Format every line of the records below as a numbered list, skipping any blank lines and leaving out the pictures.

### Extracted entries
--- start ---
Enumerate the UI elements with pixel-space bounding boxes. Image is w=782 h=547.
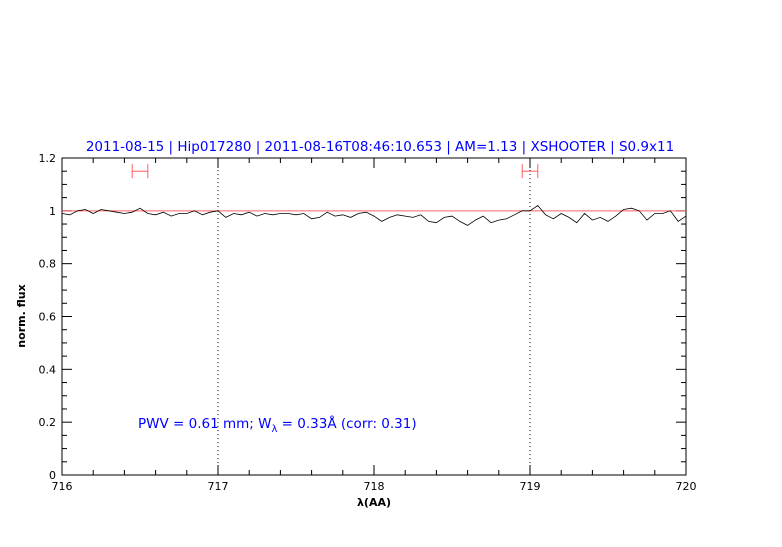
y-tick-label: 0 (49, 469, 56, 482)
y-tick-label: 1.2 (39, 152, 57, 165)
x-tick-label: 719 (520, 480, 541, 493)
x-axis-label: λ(AA) (357, 496, 391, 509)
y-axis-label: norm. flux (15, 284, 28, 347)
x-tick-label: 720 (676, 480, 697, 493)
spectrum-line (61, 204, 687, 226)
x-tick-label: 716 (52, 480, 73, 493)
x-tick-label: 718 (364, 480, 385, 493)
y-tick-label: 0.2 (39, 416, 57, 429)
y-tick-label: 1 (49, 205, 56, 218)
y-tick-label: 0.8 (39, 258, 57, 271)
x-tick-label: 717 (208, 480, 229, 493)
y-tick-label: 0.6 (39, 311, 57, 324)
y-tick-label: 0.4 (39, 363, 57, 376)
pwv-annotation: PWV = 0.61 mm; Wλ = 0.33Å (corr: 0.31) (138, 415, 417, 435)
chart-title: 2011-08-15 | Hip017280 | 2011-08-16T08:4… (86, 139, 674, 155)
--- end ---
### Exercise answer
1. Enumerate the UI elements with pixel-space bounding boxes. Image is w=782 h=547.
2. y-tick-label: 0 (49, 469, 56, 482)
3. y-tick-label: 1.2 (39, 152, 57, 165)
4. x-tick-label: 719 (520, 480, 541, 493)
5. x-axis-label: λ(AA) (357, 496, 391, 509)
6. y-axis-label: norm. flux (15, 284, 28, 347)
7. x-tick-label: 720 (676, 480, 697, 493)
8. spectrum-line (61, 204, 687, 226)
9. x-tick-label: 716 (52, 480, 73, 493)
10. x-tick-label: 718 (364, 480, 385, 493)
11. y-tick-label: 0.2 (39, 416, 57, 429)
12. y-tick-label: 1 (49, 205, 56, 218)
13. y-tick-label: 0.8 (39, 258, 57, 271)
14. x-tick-label: 717 (208, 480, 229, 493)
15. y-tick-label: 0.6 (39, 311, 57, 324)
16. y-tick-label: 0.4 (39, 363, 57, 376)
17. pwv-annotation: PWV = 0.61 mm; Wλ = 0.33Å (corr: 0.31) (138, 415, 417, 435)
18. chart-title: 2011-08-15 | Hip017280 | 2011-08-16T08:4… (86, 139, 674, 155)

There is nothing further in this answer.